Copy every line of the records below that holds the word "không".

** start Data supplied **

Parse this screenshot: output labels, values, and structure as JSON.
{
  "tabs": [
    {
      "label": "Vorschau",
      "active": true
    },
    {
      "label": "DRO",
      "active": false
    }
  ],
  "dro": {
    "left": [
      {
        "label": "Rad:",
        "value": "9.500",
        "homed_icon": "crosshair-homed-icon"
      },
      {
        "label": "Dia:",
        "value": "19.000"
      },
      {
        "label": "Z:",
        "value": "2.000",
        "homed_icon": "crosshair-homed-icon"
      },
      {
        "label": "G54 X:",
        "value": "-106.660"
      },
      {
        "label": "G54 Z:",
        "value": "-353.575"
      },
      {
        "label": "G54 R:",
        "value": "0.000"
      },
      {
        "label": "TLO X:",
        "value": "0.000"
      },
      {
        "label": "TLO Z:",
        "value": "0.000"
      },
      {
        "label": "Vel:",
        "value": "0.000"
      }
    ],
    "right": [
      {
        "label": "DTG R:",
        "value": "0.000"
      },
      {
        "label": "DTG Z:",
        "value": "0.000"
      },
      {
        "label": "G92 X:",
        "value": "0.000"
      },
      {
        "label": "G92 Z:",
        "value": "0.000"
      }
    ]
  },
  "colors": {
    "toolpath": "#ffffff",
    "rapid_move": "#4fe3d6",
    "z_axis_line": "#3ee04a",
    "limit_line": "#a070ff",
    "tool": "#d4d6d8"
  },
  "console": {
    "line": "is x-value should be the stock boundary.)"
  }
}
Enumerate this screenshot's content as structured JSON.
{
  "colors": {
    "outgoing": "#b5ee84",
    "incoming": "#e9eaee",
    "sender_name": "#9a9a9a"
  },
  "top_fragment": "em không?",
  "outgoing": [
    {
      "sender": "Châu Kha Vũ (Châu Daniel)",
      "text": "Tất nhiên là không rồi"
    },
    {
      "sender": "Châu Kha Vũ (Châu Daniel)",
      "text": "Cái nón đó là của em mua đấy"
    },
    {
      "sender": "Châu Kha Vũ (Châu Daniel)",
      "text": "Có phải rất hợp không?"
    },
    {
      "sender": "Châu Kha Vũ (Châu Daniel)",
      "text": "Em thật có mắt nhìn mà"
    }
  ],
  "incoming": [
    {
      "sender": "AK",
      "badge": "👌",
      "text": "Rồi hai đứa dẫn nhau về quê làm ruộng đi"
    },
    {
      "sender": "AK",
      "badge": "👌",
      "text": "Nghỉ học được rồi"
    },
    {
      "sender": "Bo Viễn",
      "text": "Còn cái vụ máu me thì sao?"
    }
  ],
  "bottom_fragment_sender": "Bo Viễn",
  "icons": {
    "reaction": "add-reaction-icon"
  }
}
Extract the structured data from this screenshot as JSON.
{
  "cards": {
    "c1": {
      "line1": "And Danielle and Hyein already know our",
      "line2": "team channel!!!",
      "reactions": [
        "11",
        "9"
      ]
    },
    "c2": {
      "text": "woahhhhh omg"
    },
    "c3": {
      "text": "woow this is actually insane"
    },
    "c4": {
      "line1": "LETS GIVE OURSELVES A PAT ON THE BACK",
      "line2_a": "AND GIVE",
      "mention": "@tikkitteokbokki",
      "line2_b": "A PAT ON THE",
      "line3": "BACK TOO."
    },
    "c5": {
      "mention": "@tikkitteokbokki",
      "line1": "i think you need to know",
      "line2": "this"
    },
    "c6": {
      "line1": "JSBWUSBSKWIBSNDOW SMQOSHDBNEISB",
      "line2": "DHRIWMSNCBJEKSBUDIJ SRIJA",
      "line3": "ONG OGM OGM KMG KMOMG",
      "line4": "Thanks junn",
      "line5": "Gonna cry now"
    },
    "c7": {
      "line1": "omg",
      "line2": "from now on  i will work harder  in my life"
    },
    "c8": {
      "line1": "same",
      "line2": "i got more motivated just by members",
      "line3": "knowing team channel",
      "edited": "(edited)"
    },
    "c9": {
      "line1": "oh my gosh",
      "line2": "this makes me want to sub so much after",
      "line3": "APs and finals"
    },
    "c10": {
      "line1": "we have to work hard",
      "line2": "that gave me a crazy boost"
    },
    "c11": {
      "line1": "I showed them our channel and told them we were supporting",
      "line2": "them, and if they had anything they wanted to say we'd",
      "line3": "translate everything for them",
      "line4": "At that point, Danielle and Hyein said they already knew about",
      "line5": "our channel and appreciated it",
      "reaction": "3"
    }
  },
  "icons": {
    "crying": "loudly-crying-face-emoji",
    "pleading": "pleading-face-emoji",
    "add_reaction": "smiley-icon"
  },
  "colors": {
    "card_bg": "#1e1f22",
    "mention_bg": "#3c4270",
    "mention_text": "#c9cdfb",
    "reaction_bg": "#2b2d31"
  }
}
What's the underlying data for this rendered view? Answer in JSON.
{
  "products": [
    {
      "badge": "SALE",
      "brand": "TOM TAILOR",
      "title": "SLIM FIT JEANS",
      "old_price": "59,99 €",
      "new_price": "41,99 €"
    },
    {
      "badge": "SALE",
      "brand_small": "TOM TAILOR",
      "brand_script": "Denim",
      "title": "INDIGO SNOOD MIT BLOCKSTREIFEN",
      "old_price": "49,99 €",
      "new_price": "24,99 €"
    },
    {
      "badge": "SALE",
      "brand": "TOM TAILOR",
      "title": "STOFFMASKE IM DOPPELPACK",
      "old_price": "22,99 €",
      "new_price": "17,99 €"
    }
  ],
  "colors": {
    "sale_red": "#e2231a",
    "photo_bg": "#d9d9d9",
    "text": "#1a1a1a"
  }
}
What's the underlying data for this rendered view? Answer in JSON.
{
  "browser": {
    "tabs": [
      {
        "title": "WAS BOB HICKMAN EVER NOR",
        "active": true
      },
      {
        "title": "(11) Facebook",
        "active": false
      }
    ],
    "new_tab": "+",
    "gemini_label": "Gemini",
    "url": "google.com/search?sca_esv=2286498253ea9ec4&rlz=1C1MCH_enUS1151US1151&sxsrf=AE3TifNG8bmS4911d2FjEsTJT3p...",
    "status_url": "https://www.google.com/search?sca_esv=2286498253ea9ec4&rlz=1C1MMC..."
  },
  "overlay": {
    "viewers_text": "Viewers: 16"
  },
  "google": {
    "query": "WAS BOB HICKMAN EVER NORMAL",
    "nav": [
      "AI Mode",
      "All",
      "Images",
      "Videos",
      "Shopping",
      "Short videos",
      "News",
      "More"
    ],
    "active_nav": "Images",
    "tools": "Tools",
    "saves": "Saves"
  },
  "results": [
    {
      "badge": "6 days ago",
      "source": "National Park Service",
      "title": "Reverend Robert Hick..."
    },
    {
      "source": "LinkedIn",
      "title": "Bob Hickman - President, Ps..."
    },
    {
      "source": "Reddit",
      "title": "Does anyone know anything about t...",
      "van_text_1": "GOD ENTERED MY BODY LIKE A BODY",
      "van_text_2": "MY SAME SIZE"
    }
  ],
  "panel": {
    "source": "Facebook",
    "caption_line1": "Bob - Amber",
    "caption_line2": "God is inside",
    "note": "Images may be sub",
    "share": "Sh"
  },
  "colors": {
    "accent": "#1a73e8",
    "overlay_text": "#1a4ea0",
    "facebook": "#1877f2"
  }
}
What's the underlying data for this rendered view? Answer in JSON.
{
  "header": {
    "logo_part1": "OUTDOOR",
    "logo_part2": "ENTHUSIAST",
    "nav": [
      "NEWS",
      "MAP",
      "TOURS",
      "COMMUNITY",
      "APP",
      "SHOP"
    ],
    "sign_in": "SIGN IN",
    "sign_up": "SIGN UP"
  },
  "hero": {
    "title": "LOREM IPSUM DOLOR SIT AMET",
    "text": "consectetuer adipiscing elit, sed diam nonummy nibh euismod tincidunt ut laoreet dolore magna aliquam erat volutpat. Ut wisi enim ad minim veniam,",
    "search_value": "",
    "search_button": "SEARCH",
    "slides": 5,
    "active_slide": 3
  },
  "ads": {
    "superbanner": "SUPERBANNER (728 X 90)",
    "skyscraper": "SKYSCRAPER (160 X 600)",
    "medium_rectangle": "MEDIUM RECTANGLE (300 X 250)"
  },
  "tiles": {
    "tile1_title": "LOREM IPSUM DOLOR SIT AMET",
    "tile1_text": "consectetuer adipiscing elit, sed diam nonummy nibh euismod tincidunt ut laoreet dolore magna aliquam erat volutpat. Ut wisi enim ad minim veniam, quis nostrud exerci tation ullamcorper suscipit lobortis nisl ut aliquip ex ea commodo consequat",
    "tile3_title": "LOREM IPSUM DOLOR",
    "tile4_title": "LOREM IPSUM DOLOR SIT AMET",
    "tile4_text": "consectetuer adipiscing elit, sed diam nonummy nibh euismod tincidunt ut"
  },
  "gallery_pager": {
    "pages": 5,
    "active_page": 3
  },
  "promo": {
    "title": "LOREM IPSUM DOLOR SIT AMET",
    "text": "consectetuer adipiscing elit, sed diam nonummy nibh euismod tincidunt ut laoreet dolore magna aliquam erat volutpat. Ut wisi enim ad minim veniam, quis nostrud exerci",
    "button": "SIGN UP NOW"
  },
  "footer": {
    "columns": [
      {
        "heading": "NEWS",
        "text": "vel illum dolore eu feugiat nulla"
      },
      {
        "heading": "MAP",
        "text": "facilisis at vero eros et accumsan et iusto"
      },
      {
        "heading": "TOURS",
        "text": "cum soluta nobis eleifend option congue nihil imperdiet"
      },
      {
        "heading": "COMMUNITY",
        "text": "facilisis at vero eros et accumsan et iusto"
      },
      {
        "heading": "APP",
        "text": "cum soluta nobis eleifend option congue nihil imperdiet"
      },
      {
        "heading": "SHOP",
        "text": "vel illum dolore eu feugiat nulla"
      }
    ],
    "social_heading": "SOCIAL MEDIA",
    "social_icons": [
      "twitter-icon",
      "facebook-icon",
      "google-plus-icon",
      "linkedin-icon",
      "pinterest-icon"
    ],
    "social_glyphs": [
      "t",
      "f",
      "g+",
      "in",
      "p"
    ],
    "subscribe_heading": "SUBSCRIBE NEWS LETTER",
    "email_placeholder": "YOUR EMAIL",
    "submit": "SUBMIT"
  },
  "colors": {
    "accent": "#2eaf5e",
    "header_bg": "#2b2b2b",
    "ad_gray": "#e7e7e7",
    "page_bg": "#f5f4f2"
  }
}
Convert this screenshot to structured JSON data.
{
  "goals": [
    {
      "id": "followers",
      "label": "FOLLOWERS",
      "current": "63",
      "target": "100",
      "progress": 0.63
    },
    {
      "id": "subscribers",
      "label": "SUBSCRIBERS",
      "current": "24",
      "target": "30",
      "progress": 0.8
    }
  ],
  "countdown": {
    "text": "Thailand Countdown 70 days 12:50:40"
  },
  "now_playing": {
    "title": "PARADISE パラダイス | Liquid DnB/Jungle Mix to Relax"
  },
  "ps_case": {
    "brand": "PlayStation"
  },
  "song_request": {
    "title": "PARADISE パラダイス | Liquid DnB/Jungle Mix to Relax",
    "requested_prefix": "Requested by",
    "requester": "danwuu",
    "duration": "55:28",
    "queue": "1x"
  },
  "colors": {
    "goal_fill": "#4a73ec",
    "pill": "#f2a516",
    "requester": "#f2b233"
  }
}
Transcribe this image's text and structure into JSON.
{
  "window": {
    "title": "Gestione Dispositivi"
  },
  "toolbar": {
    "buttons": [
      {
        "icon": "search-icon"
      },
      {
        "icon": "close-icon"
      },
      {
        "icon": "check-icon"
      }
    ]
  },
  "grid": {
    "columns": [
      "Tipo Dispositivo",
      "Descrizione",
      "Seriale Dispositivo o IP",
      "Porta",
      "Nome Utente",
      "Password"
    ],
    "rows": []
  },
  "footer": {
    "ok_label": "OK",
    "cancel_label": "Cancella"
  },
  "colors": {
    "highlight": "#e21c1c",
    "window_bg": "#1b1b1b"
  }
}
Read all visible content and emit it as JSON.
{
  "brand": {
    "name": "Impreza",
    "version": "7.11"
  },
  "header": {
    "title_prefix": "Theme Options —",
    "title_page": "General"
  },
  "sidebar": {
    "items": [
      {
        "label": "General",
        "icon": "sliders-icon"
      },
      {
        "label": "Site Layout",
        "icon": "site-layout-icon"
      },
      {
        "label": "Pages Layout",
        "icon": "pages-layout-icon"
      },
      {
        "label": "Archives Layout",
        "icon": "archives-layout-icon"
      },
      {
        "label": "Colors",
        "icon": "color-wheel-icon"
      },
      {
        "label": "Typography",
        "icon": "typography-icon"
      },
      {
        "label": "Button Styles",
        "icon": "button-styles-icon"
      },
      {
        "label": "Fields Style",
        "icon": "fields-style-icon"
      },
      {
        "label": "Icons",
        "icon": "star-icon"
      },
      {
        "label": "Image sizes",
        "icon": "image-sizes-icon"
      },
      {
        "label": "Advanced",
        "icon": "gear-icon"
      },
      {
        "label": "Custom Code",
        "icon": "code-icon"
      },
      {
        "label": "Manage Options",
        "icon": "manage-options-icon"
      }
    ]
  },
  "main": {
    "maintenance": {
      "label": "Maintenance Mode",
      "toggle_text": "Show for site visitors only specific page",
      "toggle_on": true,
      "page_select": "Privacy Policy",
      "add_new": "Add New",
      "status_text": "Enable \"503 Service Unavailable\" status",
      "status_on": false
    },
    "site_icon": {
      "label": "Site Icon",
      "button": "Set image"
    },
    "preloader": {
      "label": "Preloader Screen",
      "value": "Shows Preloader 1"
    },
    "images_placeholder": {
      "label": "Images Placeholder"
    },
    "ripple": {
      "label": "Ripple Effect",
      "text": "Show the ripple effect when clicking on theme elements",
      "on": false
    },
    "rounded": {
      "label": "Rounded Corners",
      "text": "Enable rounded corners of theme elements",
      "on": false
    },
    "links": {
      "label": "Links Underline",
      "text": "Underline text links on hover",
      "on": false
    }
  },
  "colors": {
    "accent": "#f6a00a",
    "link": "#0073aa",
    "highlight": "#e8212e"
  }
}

** end Data supplied **

▸ Solution for this problem:
  "top_fragment": "em không?",
      "text": "Tất nhiên là không rồi"
      "text": "Có phải rất hợp không?"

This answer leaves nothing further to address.